### [GIVEN PROBLEM]
An exact reproduction of the records is required, with all images left out.

## BEGIN INPUT ROWS

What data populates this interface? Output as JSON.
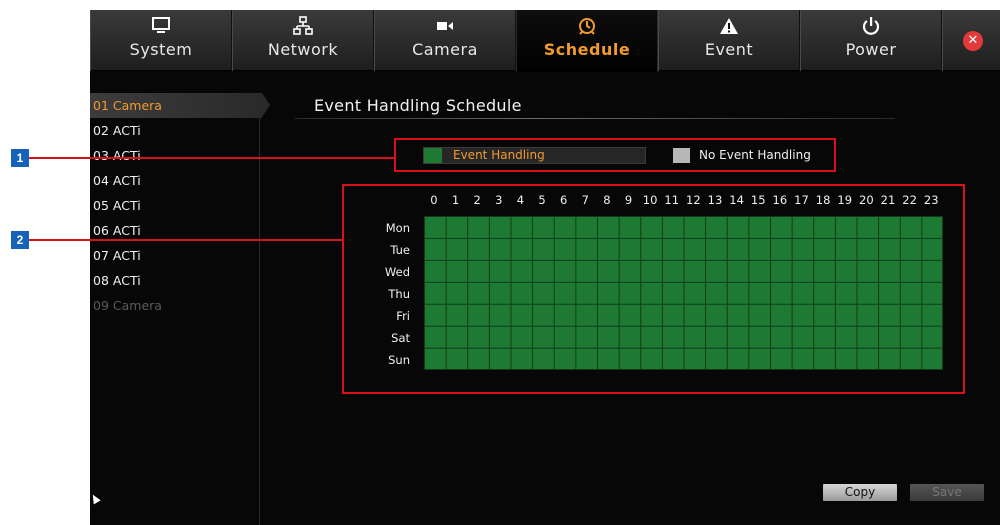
{
  "tabs": [
    {
      "label": "System",
      "icon": "monitor-icon",
      "active": false
    },
    {
      "label": "Network",
      "icon": "network-icon",
      "active": false
    },
    {
      "label": "Camera",
      "icon": "camera-icon",
      "active": false
    },
    {
      "label": "Schedule",
      "icon": "schedule-icon",
      "active": true
    },
    {
      "label": "Event",
      "icon": "warning-icon",
      "active": false
    },
    {
      "label": "Power",
      "icon": "power-icon",
      "active": false
    }
  ],
  "close_icon": "close-icon",
  "cameras": [
    {
      "label": "01 Camera",
      "state": "active"
    },
    {
      "label": "02 ACTi",
      "state": "normal"
    },
    {
      "label": "03 ACTi",
      "state": "normal"
    },
    {
      "label": "04 ACTi",
      "state": "normal"
    },
    {
      "label": "05 ACTi",
      "state": "normal"
    },
    {
      "label": "06 ACTi",
      "state": "normal"
    },
    {
      "label": "07 ACTi",
      "state": "normal"
    },
    {
      "label": "08 ACTi",
      "state": "normal"
    },
    {
      "label": "09 Camera",
      "state": "disabled"
    }
  ],
  "section_title": "Event Handling Schedule",
  "legend": {
    "event_handling": "Event Handling",
    "no_event_handling": "No Event Handling",
    "event_color": "#1e7a32",
    "no_event_color": "#b8b8b8"
  },
  "hours": [
    "0",
    "1",
    "2",
    "3",
    "4",
    "5",
    "6",
    "7",
    "8",
    "9",
    "10",
    "11",
    "12",
    "13",
    "14",
    "15",
    "16",
    "17",
    "18",
    "19",
    "20",
    "21",
    "22",
    "23"
  ],
  "days": [
    "Mon",
    "Tue",
    "Wed",
    "Thu",
    "Fri",
    "Sat",
    "Sun"
  ],
  "buttons": {
    "copy": "Copy",
    "save": "Save"
  },
  "callouts": [
    "1",
    "2"
  ],
  "colors": {
    "accent": "#f29a2e",
    "highlight_box": "#d8111c",
    "callout_bg": "#1463b8"
  }
}
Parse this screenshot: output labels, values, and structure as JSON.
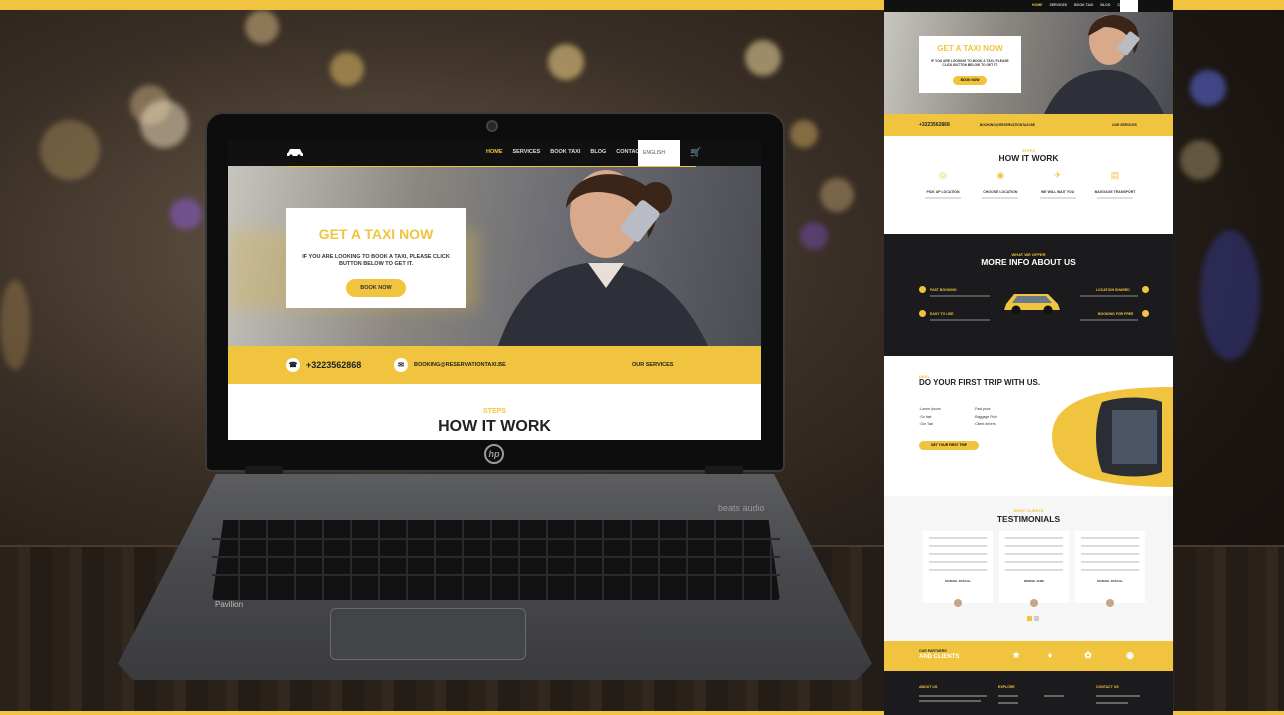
{
  "colors": {
    "accent": "#f1c43f",
    "dark": "#111111",
    "text": "#222222"
  },
  "laptop": {
    "brand": "hp",
    "model": "Pavilion",
    "audio": "beats audio"
  },
  "site": {
    "nav": {
      "logo_icon": "taxi-car-icon",
      "items": [
        "HOME",
        "SERVICES",
        "BOOK TAXI",
        "BLOG",
        "CONTACTS"
      ],
      "language": "ENGLISH",
      "cart_icon": "cart-icon"
    },
    "hero": {
      "title": "GET A TAXI NOW",
      "description": "IF YOU ARE LOOKING TO BOOK A TAXI, PLEASE CLICK BUTTON BELOW TO GET IT.",
      "button": "BOOK NOW"
    },
    "contact_bar": {
      "phone": "+3223562868",
      "email": "BOOKING@RESERVATIONTAXI.BE",
      "services": "OUR SERVICES"
    },
    "steps": {
      "label": "STEPS",
      "title": "HOW IT WORK",
      "items": [
        "PICK UP LOCATION",
        "CHOOSE LOCATION",
        "WE WILL WAIT YOU",
        "BAGGAGE TRANSPORT"
      ]
    },
    "about": {
      "label": "WHAT WE OFFER",
      "title": "MORE INFO ABOUT US",
      "features": [
        "FAST BOOKING",
        "LOCATION SHARED",
        "EASY TO USE",
        "BOOKING FOR FREE"
      ]
    },
    "trip": {
      "label": "DEAL",
      "title": "DO YOUR FIRST TRIP WITH US.",
      "list_left": [
        "Lorem Ipsum",
        "Go fast",
        "Our Taxi"
      ],
      "list_right": [
        "Fast price",
        "Baggage Pick",
        "Client drivers"
      ],
      "button": "GET YOUR FIRST TRIP"
    },
    "testimonials": {
      "label": "WHAT CLIENTS",
      "title": "TESTIMONIALS",
      "names": [
        "MANUEL PASCAL",
        "DENISE JANE",
        "MANUEL PASCAL"
      ]
    },
    "partners": {
      "label": "OUR PARTNERS",
      "title": "AND CLIENTS"
    },
    "footer": {
      "columns": [
        "ABOUT US",
        "EXPLORE",
        "CONTACT US"
      ]
    }
  }
}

## END INPUT ROWS

### [WRITTEN SOLUTION]
What data populates this interface? Output as JSON.
{
  "tabs": [
    {
      "label": "System",
      "icon": "monitor-icon",
      "active": false
    },
    {
      "label": "Network",
      "icon": "network-icon",
      "active": false
    },
    {
      "label": "Camera",
      "icon": "camera-icon",
      "active": false
    },
    {
      "label": "Schedule",
      "icon": "schedule-icon",
      "active": true
    },
    {
      "label": "Event",
      "icon": "warning-icon",
      "active": false
    },
    {
      "label": "Power",
      "icon": "power-icon",
      "active": false
    }
  ],
  "close_icon": "close-icon",
  "cameras": [
    {
      "label": "01 Camera",
      "state": "active"
    },
    {
      "label": "02 ACTi",
      "state": "normal"
    },
    {
      "label": "03 ACTi",
      "state": "normal"
    },
    {
      "label": "04 ACTi",
      "state": "normal"
    },
    {
      "label": "05 ACTi",
      "state": "normal"
    },
    {
      "label": "06 ACTi",
      "state": "normal"
    },
    {
      "label": "07 ACTi",
      "state": "normal"
    },
    {
      "label": "08 ACTi",
      "state": "normal"
    },
    {
      "label": "09 Camera",
      "state": "disabled"
    }
  ],
  "section_title": "Event Handling Schedule",
  "legend": {
    "event_handling": "Event Handling",
    "no_event_handling": "No Event Handling",
    "event_color": "#1e7a32",
    "no_event_color": "#b8b8b8"
  },
  "hours": [
    "0",
    "1",
    "2",
    "3",
    "4",
    "5",
    "6",
    "7",
    "8",
    "9",
    "10",
    "11",
    "12",
    "13",
    "14",
    "15",
    "16",
    "17",
    "18",
    "19",
    "20",
    "21",
    "22",
    "23"
  ],
  "days": [
    "Mon",
    "Tue",
    "Wed",
    "Thu",
    "Fri",
    "Sat",
    "Sun"
  ],
  "buttons": {
    "copy": "Copy",
    "save": "Save"
  },
  "callouts": [
    "1",
    "2"
  ],
  "colors": {
    "accent": "#f29a2e",
    "highlight_box": "#d8111c",
    "callout_bg": "#1463b8"
  }
}
Parse this screenshot: output labels, values, and structure as JSON.
{
  "colors": {
    "accent": "#f1c43f",
    "dark": "#111111",
    "text": "#222222"
  },
  "laptop": {
    "brand": "hp",
    "model": "Pavilion",
    "audio": "beats audio"
  },
  "site": {
    "nav": {
      "logo_icon": "taxi-car-icon",
      "items": [
        "HOME",
        "SERVICES",
        "BOOK TAXI",
        "BLOG",
        "CONTACTS"
      ],
      "language": "ENGLISH",
      "cart_icon": "cart-icon"
    },
    "hero": {
      "title": "GET A TAXI NOW",
      "description": "IF YOU ARE LOOKING TO BOOK A TAXI, PLEASE CLICK BUTTON BELOW TO GET IT.",
      "button": "BOOK NOW"
    },
    "contact_bar": {
      "phone": "+3223562868",
      "email": "BOOKING@RESERVATIONTAXI.BE",
      "services": "OUR SERVICES"
    },
    "steps": {
      "label": "STEPS",
      "title": "HOW IT WORK",
      "items": [
        "PICK UP LOCATION",
        "CHOOSE LOCATION",
        "WE WILL WAIT YOU",
        "BAGGAGE TRANSPORT"
      ]
    },
    "about": {
      "label": "WHAT WE OFFER",
      "title": "MORE INFO ABOUT US",
      "features": [
        "FAST BOOKING",
        "LOCATION SHARED",
        "EASY TO USE",
        "BOOKING FOR FREE"
      ]
    },
    "trip": {
      "label": "DEAL",
      "title": "DO YOUR FIRST TRIP WITH US.",
      "list_left": [
        "Lorem Ipsum",
        "Go fast",
        "Our Taxi"
      ],
      "list_right": [
        "Fast price",
        "Baggage Pick",
        "Client drivers"
      ],
      "button": "GET YOUR FIRST TRIP"
    },
    "testimonials": {
      "label": "WHAT CLIENTS",
      "title": "TESTIMONIALS",
      "names": [
        "MANUEL PASCAL",
        "DENISE JANE",
        "MANUEL PASCAL"
      ]
    },
    "partners": {
      "label": "OUR PARTNERS",
      "title": "AND CLIENTS"
    },
    "footer": {
      "columns": [
        "ABOUT US",
        "EXPLORE",
        "CONTACT US"
      ]
    }
  }
}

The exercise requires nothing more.